Task directions => Check each line below for the word "this", and copy those that have it.

(Stored data entries)
________
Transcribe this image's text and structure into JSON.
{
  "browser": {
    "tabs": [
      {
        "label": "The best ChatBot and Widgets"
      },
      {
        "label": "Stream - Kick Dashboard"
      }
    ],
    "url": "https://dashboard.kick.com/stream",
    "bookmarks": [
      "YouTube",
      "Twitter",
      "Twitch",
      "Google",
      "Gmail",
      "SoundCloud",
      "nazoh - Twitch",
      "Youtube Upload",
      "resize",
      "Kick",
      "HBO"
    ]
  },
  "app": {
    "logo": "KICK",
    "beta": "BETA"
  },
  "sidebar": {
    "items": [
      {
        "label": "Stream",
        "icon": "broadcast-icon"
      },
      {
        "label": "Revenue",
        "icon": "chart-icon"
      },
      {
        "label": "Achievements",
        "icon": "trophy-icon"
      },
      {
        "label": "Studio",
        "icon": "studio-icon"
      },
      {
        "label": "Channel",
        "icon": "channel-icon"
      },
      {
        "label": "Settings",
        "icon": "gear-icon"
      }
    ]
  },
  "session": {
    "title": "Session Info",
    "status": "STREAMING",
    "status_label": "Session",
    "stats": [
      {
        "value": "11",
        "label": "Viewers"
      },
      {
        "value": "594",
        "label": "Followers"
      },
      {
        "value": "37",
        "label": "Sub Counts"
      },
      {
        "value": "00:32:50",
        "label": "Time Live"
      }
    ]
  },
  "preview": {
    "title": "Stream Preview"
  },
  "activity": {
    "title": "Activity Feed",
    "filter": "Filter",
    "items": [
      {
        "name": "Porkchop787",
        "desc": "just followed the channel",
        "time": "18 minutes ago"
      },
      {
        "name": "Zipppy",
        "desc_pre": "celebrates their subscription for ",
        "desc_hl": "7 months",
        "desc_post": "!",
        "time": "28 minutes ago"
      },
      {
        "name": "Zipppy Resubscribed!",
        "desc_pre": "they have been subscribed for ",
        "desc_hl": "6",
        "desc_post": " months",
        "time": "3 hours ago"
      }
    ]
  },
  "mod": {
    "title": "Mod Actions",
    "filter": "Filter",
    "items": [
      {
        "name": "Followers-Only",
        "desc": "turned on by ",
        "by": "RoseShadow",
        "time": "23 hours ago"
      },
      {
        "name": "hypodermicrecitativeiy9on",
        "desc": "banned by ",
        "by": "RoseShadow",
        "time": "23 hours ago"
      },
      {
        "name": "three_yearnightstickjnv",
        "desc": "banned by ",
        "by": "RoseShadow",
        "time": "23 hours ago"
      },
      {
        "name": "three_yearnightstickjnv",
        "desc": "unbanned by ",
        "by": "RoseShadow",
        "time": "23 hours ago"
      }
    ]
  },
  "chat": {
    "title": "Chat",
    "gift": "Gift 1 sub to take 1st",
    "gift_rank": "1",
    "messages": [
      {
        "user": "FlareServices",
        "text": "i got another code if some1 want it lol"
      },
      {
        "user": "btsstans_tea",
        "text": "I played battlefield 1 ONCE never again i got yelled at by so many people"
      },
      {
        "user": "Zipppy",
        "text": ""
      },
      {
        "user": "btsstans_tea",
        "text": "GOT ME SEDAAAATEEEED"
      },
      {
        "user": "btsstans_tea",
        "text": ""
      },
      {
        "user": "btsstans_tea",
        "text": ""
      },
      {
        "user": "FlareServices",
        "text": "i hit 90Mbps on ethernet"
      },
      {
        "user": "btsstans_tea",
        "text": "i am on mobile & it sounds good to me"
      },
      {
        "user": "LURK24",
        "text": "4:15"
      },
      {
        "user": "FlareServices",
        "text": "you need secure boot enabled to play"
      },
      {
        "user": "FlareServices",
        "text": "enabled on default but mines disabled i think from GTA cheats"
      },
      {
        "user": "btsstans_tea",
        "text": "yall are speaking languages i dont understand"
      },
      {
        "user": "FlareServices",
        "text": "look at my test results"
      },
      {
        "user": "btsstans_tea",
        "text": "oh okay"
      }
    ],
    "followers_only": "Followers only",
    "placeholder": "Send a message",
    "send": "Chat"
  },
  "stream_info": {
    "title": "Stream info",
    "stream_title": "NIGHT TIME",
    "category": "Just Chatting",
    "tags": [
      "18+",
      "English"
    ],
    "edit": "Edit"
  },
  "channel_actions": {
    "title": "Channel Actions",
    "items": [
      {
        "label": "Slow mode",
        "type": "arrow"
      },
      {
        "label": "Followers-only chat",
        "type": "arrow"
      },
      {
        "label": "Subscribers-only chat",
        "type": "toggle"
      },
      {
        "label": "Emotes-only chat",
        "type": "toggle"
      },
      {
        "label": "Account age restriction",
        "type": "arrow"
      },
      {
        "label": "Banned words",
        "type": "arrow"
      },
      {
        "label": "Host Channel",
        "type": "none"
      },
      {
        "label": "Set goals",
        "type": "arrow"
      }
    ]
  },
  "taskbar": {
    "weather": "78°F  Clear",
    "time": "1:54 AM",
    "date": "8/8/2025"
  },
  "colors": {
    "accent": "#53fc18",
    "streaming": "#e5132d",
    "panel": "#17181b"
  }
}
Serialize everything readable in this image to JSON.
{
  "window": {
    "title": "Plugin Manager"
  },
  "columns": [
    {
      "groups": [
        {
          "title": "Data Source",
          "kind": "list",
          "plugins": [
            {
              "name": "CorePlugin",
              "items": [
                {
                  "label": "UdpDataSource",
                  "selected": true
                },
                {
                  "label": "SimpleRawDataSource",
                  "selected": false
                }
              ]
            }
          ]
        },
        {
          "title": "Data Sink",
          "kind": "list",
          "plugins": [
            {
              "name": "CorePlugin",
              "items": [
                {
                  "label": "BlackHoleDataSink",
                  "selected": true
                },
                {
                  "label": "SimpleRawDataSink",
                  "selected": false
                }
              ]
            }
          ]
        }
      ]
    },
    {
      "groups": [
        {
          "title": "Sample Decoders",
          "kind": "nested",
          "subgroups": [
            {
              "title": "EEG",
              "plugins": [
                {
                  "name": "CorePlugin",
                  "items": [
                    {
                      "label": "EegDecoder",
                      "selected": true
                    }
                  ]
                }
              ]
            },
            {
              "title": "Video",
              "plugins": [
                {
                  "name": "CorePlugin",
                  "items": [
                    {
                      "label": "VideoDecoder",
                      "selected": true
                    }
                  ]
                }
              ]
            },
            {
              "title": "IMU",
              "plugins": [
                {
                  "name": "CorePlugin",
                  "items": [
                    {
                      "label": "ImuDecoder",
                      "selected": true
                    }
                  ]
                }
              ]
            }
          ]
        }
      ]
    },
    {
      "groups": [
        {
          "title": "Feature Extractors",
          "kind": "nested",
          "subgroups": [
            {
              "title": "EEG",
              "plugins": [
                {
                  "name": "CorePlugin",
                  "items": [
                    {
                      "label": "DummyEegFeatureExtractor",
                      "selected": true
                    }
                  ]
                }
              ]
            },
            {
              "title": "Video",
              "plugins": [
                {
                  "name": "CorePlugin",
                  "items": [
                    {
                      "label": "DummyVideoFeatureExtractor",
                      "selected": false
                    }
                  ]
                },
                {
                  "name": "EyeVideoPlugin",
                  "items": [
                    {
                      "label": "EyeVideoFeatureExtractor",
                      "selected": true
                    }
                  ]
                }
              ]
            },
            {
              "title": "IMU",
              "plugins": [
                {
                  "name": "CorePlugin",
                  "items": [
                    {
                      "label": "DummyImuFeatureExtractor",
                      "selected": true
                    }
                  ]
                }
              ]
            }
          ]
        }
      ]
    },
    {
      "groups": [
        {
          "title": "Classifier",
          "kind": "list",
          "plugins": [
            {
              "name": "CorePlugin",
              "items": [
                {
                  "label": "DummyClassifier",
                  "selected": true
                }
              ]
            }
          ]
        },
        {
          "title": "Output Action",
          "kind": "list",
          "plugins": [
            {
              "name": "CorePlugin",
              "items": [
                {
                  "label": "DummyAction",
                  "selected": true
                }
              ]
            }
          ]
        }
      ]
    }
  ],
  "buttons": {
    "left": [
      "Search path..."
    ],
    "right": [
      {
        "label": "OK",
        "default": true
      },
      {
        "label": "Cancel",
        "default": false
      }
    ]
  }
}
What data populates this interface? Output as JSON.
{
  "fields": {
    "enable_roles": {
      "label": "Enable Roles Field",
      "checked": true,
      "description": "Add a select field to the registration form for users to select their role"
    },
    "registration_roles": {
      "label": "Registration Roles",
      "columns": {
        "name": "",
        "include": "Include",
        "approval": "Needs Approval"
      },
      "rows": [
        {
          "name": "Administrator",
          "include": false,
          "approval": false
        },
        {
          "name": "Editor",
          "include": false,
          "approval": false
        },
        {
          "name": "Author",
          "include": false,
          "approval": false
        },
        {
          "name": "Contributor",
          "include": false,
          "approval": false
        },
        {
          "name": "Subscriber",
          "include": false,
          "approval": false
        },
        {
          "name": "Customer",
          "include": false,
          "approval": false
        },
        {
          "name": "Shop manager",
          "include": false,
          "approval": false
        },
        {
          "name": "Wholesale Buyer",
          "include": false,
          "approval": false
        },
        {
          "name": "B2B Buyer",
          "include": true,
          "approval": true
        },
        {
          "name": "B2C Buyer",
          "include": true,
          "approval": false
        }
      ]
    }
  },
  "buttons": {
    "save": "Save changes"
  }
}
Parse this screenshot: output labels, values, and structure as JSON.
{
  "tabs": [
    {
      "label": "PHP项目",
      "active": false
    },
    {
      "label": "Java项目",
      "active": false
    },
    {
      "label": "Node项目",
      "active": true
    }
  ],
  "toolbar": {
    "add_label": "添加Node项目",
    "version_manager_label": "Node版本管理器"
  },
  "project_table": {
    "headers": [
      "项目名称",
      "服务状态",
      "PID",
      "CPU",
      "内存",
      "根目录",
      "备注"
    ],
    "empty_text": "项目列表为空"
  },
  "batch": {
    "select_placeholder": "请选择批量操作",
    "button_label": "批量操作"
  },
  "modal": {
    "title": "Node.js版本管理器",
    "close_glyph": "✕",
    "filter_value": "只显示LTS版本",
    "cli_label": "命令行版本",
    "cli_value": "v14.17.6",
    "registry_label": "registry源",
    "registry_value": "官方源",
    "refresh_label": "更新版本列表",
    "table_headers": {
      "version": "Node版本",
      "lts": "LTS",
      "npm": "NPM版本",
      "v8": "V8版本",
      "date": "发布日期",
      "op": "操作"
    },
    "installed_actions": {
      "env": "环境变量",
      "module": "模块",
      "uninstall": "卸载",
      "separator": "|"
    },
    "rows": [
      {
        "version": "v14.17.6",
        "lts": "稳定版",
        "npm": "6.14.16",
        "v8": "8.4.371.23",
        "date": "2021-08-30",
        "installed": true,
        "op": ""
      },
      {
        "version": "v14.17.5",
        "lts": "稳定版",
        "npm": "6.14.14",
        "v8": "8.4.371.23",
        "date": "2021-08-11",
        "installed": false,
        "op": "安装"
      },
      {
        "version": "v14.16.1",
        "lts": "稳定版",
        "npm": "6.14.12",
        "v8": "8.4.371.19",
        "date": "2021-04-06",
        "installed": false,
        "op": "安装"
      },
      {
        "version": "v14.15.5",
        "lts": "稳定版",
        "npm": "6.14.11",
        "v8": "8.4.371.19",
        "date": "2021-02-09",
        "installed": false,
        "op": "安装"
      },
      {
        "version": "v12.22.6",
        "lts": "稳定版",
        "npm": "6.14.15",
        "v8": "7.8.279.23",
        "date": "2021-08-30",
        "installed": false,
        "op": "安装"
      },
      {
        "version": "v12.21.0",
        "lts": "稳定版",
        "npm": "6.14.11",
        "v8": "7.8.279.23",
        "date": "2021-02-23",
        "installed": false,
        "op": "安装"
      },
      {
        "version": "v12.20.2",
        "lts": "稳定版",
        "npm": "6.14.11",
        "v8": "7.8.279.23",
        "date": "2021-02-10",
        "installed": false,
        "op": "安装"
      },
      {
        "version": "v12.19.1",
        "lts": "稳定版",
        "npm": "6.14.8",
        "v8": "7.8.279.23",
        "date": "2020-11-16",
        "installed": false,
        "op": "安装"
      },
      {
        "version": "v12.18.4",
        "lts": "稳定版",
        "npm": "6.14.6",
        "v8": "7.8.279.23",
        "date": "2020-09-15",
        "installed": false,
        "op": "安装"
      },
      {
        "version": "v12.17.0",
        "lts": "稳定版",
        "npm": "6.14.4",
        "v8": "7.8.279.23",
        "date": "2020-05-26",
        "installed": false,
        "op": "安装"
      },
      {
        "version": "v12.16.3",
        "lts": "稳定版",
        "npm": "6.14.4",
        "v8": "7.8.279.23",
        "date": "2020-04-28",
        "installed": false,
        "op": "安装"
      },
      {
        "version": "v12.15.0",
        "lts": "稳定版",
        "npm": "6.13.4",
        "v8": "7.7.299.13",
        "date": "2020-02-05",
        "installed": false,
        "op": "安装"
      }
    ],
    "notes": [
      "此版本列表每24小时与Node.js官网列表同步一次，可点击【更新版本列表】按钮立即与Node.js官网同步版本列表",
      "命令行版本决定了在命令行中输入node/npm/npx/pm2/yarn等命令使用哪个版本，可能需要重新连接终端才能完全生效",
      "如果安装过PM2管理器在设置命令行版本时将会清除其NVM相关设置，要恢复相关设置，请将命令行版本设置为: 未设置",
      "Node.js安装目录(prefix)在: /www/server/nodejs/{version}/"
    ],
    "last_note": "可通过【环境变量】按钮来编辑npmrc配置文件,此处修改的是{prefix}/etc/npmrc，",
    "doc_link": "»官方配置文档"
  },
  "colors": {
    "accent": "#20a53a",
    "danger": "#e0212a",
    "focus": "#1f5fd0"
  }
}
________
Written response =>
Transcribe this image's text and structure into JSON.
Serialize everything readable in this image to JSON.
What data populates this interface? Output as JSON.
Parse this screenshot: output labels, values, and structure as JSON.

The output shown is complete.